▶ **Aim of the task**: Find how many lines of the listing below include the word "marker", then report the number by itself.

(Structured figure records)
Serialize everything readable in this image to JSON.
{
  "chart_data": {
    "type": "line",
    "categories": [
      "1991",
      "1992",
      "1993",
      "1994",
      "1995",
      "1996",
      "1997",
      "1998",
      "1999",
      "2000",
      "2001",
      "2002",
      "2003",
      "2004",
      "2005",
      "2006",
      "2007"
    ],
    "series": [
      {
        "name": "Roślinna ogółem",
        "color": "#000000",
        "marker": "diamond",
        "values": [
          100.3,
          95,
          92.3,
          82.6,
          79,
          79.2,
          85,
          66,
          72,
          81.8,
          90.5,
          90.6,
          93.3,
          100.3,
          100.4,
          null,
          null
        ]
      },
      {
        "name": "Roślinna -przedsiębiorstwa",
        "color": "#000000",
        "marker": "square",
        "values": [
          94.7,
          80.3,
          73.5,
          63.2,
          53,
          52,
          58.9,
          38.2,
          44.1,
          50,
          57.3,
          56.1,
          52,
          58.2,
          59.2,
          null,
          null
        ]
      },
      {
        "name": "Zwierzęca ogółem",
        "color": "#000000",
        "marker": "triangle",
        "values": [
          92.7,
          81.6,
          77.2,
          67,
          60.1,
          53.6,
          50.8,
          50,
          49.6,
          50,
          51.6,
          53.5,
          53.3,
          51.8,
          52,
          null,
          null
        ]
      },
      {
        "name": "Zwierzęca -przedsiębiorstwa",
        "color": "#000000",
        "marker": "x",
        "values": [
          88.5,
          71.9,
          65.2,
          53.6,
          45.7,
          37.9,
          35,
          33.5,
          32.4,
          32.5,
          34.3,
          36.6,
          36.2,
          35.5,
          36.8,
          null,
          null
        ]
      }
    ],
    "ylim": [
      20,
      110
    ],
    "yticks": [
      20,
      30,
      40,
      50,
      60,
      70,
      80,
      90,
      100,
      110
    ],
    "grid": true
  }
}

▶ **In response**: 4